● **Work instructions**: Please turn each line of the records below into a JSON list of strings, one string per line, leaving out blank lines.

====== Excerpted records

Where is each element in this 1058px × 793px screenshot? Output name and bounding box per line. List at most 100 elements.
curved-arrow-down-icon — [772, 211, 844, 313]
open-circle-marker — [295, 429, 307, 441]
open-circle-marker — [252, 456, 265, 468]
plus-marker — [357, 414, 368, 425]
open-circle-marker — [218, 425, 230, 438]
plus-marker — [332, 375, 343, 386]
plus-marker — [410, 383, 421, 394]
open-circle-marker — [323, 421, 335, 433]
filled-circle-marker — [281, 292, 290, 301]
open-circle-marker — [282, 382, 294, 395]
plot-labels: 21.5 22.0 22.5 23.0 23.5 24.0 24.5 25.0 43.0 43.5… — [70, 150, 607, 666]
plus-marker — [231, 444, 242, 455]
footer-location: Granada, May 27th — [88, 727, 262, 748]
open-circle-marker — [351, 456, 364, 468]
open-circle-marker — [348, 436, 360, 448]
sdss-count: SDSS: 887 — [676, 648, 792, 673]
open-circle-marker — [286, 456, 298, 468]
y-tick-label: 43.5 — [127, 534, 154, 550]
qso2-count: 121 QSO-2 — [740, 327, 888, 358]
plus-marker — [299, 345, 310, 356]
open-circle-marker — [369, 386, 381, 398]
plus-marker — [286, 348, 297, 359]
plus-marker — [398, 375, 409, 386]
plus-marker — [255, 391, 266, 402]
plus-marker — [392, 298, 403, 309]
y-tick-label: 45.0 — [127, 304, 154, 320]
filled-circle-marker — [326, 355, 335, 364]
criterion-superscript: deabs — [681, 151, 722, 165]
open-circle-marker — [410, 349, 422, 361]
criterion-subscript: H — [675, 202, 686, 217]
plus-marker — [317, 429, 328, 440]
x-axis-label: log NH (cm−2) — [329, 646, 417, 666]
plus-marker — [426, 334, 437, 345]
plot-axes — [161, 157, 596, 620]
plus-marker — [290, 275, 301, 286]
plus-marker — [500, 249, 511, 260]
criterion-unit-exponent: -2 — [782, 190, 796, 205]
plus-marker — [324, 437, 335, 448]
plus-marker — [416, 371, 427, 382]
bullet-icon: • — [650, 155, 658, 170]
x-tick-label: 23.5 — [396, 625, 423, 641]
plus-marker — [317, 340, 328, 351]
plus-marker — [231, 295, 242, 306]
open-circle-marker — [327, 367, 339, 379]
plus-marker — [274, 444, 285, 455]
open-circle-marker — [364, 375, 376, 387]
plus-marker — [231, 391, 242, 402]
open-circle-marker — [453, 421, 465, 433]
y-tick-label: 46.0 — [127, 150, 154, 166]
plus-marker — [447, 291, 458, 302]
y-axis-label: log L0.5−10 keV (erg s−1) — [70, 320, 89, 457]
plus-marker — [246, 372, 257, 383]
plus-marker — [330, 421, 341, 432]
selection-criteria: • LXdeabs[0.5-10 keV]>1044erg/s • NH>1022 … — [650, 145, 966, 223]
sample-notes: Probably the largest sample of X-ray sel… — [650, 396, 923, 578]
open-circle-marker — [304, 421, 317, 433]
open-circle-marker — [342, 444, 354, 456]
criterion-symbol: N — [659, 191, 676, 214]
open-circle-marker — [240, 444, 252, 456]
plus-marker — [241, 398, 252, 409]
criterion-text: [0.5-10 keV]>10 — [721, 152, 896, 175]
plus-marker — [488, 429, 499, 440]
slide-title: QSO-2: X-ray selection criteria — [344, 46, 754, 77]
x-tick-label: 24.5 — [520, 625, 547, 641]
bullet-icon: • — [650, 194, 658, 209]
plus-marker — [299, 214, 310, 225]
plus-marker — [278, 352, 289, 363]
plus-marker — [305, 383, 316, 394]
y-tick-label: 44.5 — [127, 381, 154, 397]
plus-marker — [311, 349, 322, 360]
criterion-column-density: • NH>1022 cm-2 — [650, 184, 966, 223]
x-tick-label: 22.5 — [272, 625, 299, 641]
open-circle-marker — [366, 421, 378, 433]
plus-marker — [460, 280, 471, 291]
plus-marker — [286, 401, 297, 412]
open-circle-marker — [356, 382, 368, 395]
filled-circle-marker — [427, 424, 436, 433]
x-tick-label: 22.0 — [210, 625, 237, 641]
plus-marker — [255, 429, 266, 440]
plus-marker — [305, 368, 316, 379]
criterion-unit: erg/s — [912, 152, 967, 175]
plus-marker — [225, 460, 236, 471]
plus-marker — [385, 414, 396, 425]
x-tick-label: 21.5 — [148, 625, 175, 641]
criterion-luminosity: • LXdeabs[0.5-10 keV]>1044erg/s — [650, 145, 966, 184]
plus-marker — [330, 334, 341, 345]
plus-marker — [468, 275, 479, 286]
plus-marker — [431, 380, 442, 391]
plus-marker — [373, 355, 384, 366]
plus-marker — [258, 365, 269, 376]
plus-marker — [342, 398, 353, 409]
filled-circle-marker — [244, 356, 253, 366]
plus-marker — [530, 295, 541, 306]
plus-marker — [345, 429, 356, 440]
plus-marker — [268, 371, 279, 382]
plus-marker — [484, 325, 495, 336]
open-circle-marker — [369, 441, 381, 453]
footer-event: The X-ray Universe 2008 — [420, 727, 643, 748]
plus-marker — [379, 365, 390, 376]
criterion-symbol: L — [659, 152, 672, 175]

============

● **Answer**:
[
  "Where is each element in this 1058px × 793px screenshot? Output name and bounding box per line. List at most 100 elements.",
  "curved-arrow-down-icon — [772, 211, 844, 313]",
  "open-circle-marker — [295, 429, 307, 441]",
  "open-circle-marker — [252, 456, 265, 468]",
  "plus-marker — [357, 414, 368, 425]",
  "open-circle-marker — [218, 425, 230, 438]",
  "plus-marker — [332, 375, 343, 386]",
  "plus-marker — [410, 383, 421, 394]",
  "open-circle-marker — [323, 421, 335, 433]",
  "filled-circle-marker — [281, 292, 290, 301]",
  "open-circle-marker — [282, 382, 294, 395]",
  "plot-labels: 21.5 22.0 22.5 23.0 23.5 24.0 24.5 25.0 43.0 43.5… — [70, 150, 607, 666]",
  "plus-marker — [231, 444, 242, 455]",
  "footer-location: Granada, May 27th — [88, 727, 262, 748]",
  "open-circle-marker — [351, 456, 364, 468]",
  "open-circle-marker — [348, 436, 360, 448]",
  "sdss-count: SDSS: 887 — [676, 648, 792, 673]",
  "open-circle-marker — [286, 456, 298, 468]",
  "y-tick-label: 43.5 — [127, 534, 154, 550]",
  "qso2-count: 121 QSO-2 — [740, 327, 888, 358]",
  "plus-marker — [299, 345, 310, 356]",
  "open-circle-marker — [369, 386, 381, 398]",
  "plus-marker — [286, 348, 297, 359]",
  "plus-marker — [398, 375, 409, 386]",
  "plus-marker — [255, 391, 266, 402]",
  "plus-marker — [392, 298, 403, 309]",
  "y-tick-label: 45.0 — [127, 304, 154, 320]",
  "filled-circle-marker — [326, 355, 335, 364]",
  "criterion-superscript: deabs — [681, 151, 722, 165]",
  "open-circle-marker — [410, 349, 422, 361]",
  "criterion-subscript: H — [675, 202, 686, 217]",
  "plus-marker — [317, 429, 328, 440]",
  "x-axis-label: log NH (cm−2) — [329, 646, 417, 666]",
  "plus-marker — [426, 334, 437, 345]",
  "plot-axes — [161, 157, 596, 620]",
  "plus-marker — [290, 275, 301, 286]",
  "plus-marker — [500, 249, 511, 260]",
  "criterion-unit-exponent: -2 — [782, 190, 796, 205]",
  "plus-marker — [324, 437, 335, 448]",
  "plus-marker — [416, 371, 427, 382]",
  "bullet-icon: • — [650, 155, 658, 170]",
  "x-tick-label: 23.5 — [396, 625, 423, 641]",
  "plus-marker — [317, 340, 328, 351]",
  "plus-marker — [231, 295, 242, 306]",
  "open-circle-marker — [327, 367, 339, 379]",
  "plus-marker — [274, 444, 285, 455]",
  "open-circle-marker — [364, 375, 376, 387]",
  "plus-marker — [231, 391, 242, 402]",
  "open-circle-marker — [453, 421, 465, 433]",
  "y-tick-label: 46.0 — [127, 150, 154, 166]",
  "plus-marker — [447, 291, 458, 302]",
  "y-axis-label: log L0.5−10 keV (erg s−1) — [70, 320, 89, 457]",
  "plus-marker — [246, 372, 257, 383]",
  "plus-marker — [330, 421, 341, 432]",
  "selection-criteria: • LXdeabs[0.5-10 keV]>1044erg/s • NH>1022 … — [650, 145, 966, 223]",
  "sample-notes: Probably the largest sample of X-ray sel… — [650, 396, 923, 578]",
  "open-circle-marker — [304, 421, 317, 433]",
  "open-circle-marker — [342, 444, 354, 456]",
  "criterion-symbol: N — [659, 191, 676, 214]",
  "open-circle-marker — [240, 444, 252, 456]",
  "plus-marker — [241, 398, 252, 409]",
  "criterion-text: [0.5-10 keV]>10 — [721, 152, 896, 175]",
  "plus-marker — [488, 429, 499, 440]",
  "slide-title: QSO-2: X-ray selection criteria — [344, 46, 754, 77]",
  "x-tick-label: 24.5 — [520, 625, 547, 641]",
  "bullet-icon: • — [650, 194, 658, 209]",
  "plus-marker — [299, 214, 310, 225]",
  "plus-marker — [278, 352, 289, 363]",
  "plus-marker — [305, 383, 316, 394]",
  "y-tick-label: 44.5 — [127, 381, 154, 397]",
  "plus-marker — [311, 349, 322, 360]",
  "criterion-column-density: • NH>1022 cm-2 — [650, 184, 966, 223]",
  "x-tick-label: 22.5 — [272, 625, 299, 641]",
  "open-circle-marker — [366, 421, 378, 433]",
  "plus-marker — [460, 280, 471, 291]",
  "plus-marker — [286, 401, 297, 412]",
  "open-circle-marker — [356, 382, 368, 395]",
  "filled-circle-marker — [427, 424, 436, 433]",
  "x-tick-label: 22.0 — [210, 625, 237, 641]",
  "plus-marker — [255, 429, 266, 440]",
  "plus-marker — [305, 368, 316, 379]",
  "criterion-unit: erg/s — [912, 152, 967, 175]",
  "plus-marker — [225, 460, 236, 471]",
  "plus-marker — [385, 414, 396, 425]",
  "x-tick-label: 21.5 — [148, 625, 175, 641]",
  "criterion-luminosity: • LXdeabs[0.5-10 keV]>1044erg/s — [650, 145, 966, 184]",
  "plus-marker — [330, 334, 341, 345]",
  "plus-marker — [468, 275, 479, 286]",
  "plus-marker — [431, 380, 442, 391]",
  "plus-marker — [373, 355, 384, 366]",
  "plus-marker — [258, 365, 269, 376]",
  "plus-marker — [342, 398, 353, 409]",
  "filled-circle-marker — [244, 356, 253, 366]",
  "plus-marker — [530, 295, 541, 306]",
  "plus-marker — [345, 429, 356, 440]",
  "plus-marker — [268, 371, 279, 382]",
  "plus-marker — [484, 325, 495, 336]",
  "open-circle-marker — [369, 441, 381, 453]",
  "footer-event: The X-ray Universe 2008 — [420, 727, 643, 748]",
  "plus-marker — [379, 365, 390, 376]",
  "criterion-symbol: L — [659, 152, 672, 175]"
]